### Stated exercise
Exactly repeat the material, dropping only the pictures.

Entries from a visual dataset:
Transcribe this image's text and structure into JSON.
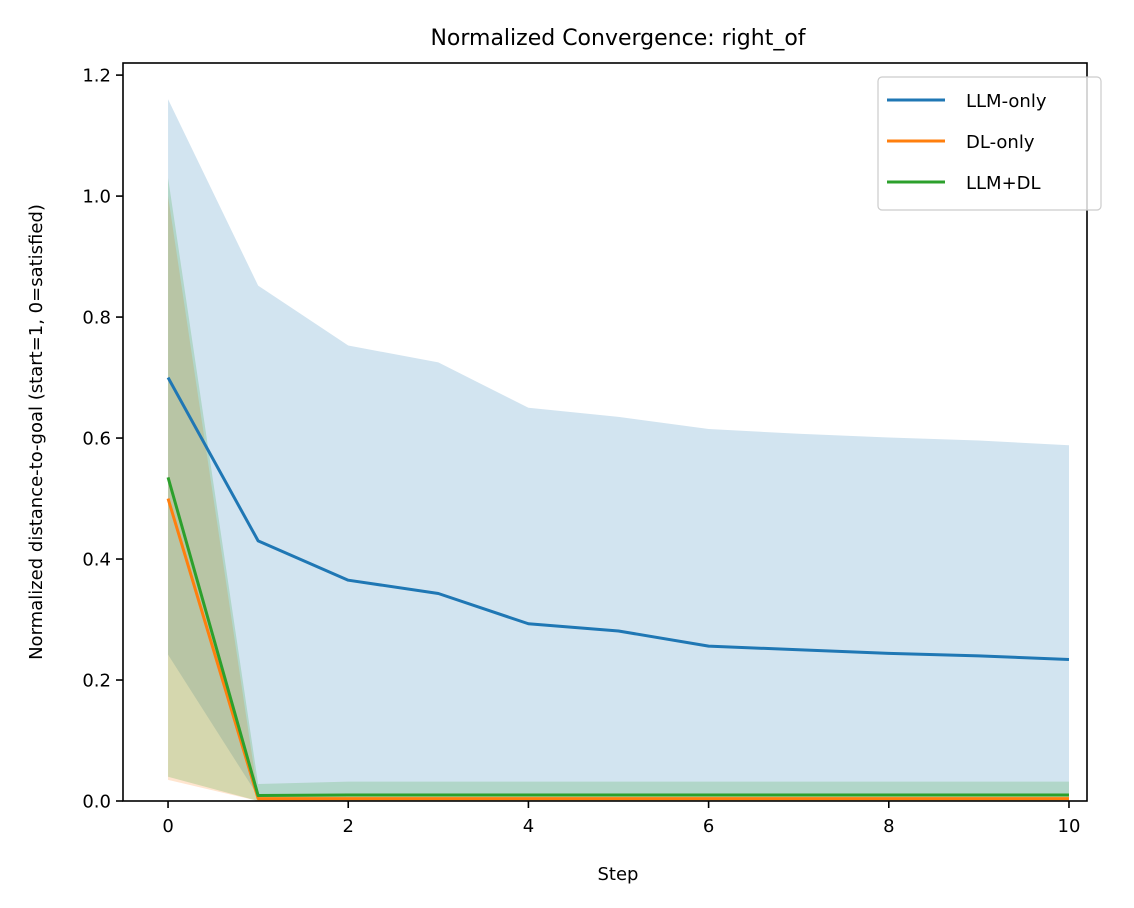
{
  "chart_data": {
    "type": "line",
    "title": "Normalized Convergence: right_of",
    "xlabel": "Step",
    "ylabel": "Normalized distance-to-goal (start=1, 0=satisfied)",
    "xlim": [
      -0.5,
      10.2
    ],
    "ylim": [
      0.0,
      1.22
    ],
    "xticks": [
      0,
      2,
      4,
      6,
      8,
      10
    ],
    "xtick_labels": [
      "0",
      "2",
      "4",
      "6",
      "8",
      "10"
    ],
    "yticks": [
      0.0,
      0.2,
      0.4,
      0.6,
      0.8,
      1.0,
      1.2
    ],
    "ytick_labels": [
      "0.0",
      "0.2",
      "0.4",
      "0.6",
      "0.8",
      "1.0",
      "1.2"
    ],
    "legend_position": "upper right",
    "series": [
      {
        "name": "LLM-only",
        "color": "#1f77b4",
        "x": [
          0,
          1,
          2,
          3,
          4,
          5,
          6,
          7,
          8,
          9,
          10
        ],
        "values": [
          0.7,
          0.43,
          0.365,
          0.343,
          0.293,
          0.281,
          0.256,
          0.25,
          0.244,
          0.24,
          0.234
        ],
        "band_upper": [
          1.16,
          0.852,
          0.753,
          0.725,
          0.65,
          0.635,
          0.615,
          0.607,
          0.601,
          0.596,
          0.588
        ],
        "band_lower": [
          0.242,
          0.008,
          0.008,
          0.008,
          0.008,
          0.008,
          0.008,
          0.008,
          0.008,
          0.008,
          0.008
        ]
      },
      {
        "name": "DL-only",
        "color": "#ff7f0e",
        "x": [
          0,
          1,
          2,
          3,
          4,
          5,
          6,
          7,
          8,
          9,
          10
        ],
        "values": [
          0.5,
          0.004,
          0.004,
          0.004,
          0.004,
          0.004,
          0.004,
          0.004,
          0.004,
          0.004,
          0.004
        ],
        "band_upper": [
          1.0,
          0.008,
          0.008,
          0.008,
          0.008,
          0.008,
          0.008,
          0.008,
          0.008,
          0.008,
          0.008
        ],
        "band_lower": [
          0.035,
          0.0,
          0.0,
          0.0,
          0.0,
          0.0,
          0.0,
          0.0,
          0.0,
          0.0,
          0.0
        ]
      },
      {
        "name": "LLM+DL",
        "color": "#2ca02c",
        "x": [
          0,
          1,
          2,
          3,
          4,
          5,
          6,
          7,
          8,
          9,
          10
        ],
        "values": [
          0.535,
          0.009,
          0.01,
          0.01,
          0.01,
          0.01,
          0.01,
          0.01,
          0.01,
          0.01,
          0.01
        ],
        "band_upper": [
          1.03,
          0.028,
          0.032,
          0.032,
          0.032,
          0.032,
          0.032,
          0.032,
          0.032,
          0.032,
          0.032
        ],
        "band_lower": [
          0.04,
          0.0,
          0.0,
          0.0,
          0.0,
          0.0,
          0.0,
          0.0,
          0.0,
          0.0,
          0.0
        ]
      }
    ]
  }
}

### Written solution
Transcribe this image's text and structure into JSON.
{
  "chart_data": {
    "type": "line",
    "title": "Normalized Convergence: right_of",
    "xlabel": "Step",
    "ylabel": "Normalized distance-to-goal (start=1, 0=satisfied)",
    "xlim": [
      -0.5,
      10.2
    ],
    "ylim": [
      0.0,
      1.22
    ],
    "xticks": [
      0,
      2,
      4,
      6,
      8,
      10
    ],
    "xtick_labels": [
      "0",
      "2",
      "4",
      "6",
      "8",
      "10"
    ],
    "yticks": [
      0.0,
      0.2,
      0.4,
      0.6,
      0.8,
      1.0,
      1.2
    ],
    "ytick_labels": [
      "0.0",
      "0.2",
      "0.4",
      "0.6",
      "0.8",
      "1.0",
      "1.2"
    ],
    "legend_position": "upper right",
    "series": [
      {
        "name": "LLM-only",
        "color": "#1f77b4",
        "x": [
          0,
          1,
          2,
          3,
          4,
          5,
          6,
          7,
          8,
          9,
          10
        ],
        "values": [
          0.7,
          0.43,
          0.365,
          0.343,
          0.293,
          0.281,
          0.256,
          0.25,
          0.244,
          0.24,
          0.234
        ],
        "band_upper": [
          1.16,
          0.852,
          0.753,
          0.725,
          0.65,
          0.635,
          0.615,
          0.607,
          0.601,
          0.596,
          0.588
        ],
        "band_lower": [
          0.242,
          0.008,
          0.008,
          0.008,
          0.008,
          0.008,
          0.008,
          0.008,
          0.008,
          0.008,
          0.008
        ]
      },
      {
        "name": "DL-only",
        "color": "#ff7f0e",
        "x": [
          0,
          1,
          2,
          3,
          4,
          5,
          6,
          7,
          8,
          9,
          10
        ],
        "values": [
          0.5,
          0.004,
          0.004,
          0.004,
          0.004,
          0.004,
          0.004,
          0.004,
          0.004,
          0.004,
          0.004
        ],
        "band_upper": [
          1.0,
          0.008,
          0.008,
          0.008,
          0.008,
          0.008,
          0.008,
          0.008,
          0.008,
          0.008,
          0.008
        ],
        "band_lower": [
          0.035,
          0.0,
          0.0,
          0.0,
          0.0,
          0.0,
          0.0,
          0.0,
          0.0,
          0.0,
          0.0
        ]
      },
      {
        "name": "LLM+DL",
        "color": "#2ca02c",
        "x": [
          0,
          1,
          2,
          3,
          4,
          5,
          6,
          7,
          8,
          9,
          10
        ],
        "values": [
          0.535,
          0.009,
          0.01,
          0.01,
          0.01,
          0.01,
          0.01,
          0.01,
          0.01,
          0.01,
          0.01
        ],
        "band_upper": [
          1.03,
          0.028,
          0.032,
          0.032,
          0.032,
          0.032,
          0.032,
          0.032,
          0.032,
          0.032,
          0.032
        ],
        "band_lower": [
          0.04,
          0.0,
          0.0,
          0.0,
          0.0,
          0.0,
          0.0,
          0.0,
          0.0,
          0.0,
          0.0
        ]
      }
    ]
  }
}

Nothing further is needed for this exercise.